■ AIM ■
Within the records below, find each line that holds the string "هالة", then copy it.

--- Start of WORKING DATA ---

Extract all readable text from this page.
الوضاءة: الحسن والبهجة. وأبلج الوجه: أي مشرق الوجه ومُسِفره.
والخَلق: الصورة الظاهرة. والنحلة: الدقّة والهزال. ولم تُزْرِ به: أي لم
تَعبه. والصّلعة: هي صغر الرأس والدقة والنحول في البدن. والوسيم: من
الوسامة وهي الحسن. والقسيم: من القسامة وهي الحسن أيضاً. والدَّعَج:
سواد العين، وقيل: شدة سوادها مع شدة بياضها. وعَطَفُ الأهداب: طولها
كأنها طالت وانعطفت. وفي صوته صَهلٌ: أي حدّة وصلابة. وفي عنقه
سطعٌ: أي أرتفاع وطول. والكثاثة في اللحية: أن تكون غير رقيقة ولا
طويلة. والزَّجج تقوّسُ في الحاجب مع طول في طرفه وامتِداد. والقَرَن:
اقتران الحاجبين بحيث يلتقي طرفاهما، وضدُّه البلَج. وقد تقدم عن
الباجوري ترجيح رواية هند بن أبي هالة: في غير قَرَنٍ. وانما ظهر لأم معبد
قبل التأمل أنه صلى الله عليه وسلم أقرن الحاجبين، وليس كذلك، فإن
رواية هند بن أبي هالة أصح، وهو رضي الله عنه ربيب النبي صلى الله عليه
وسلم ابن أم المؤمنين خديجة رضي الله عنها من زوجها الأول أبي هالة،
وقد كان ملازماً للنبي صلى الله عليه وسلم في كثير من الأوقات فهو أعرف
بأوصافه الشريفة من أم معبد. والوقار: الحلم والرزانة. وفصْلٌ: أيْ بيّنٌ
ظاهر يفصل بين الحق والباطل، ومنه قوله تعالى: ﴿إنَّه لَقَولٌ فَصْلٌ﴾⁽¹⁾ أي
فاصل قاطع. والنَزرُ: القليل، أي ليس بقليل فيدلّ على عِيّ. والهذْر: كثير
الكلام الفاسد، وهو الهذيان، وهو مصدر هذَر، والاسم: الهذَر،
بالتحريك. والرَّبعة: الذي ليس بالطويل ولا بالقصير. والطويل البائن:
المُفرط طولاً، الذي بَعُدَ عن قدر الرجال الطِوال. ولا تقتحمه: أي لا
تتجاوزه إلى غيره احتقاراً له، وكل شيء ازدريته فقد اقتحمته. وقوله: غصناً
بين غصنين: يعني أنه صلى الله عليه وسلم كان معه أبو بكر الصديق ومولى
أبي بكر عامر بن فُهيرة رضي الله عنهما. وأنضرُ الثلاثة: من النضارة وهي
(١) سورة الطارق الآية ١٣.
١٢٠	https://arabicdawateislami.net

--- End of WORKING DATA ---

■ SOLUTION FOR THIS TASK ■
الباجوري ترجيح رواية هند بن أبي هالة: في غير قَرَنٍ. وانما ظهر لأم معبد
رواية هند بن أبي هالة أصح، وهو رضي الله عنه ربيب النبي صلى الله عليه
وسلم ابن أم المؤمنين خديجة رضي الله عنها من زوجها الأول أبي هالة،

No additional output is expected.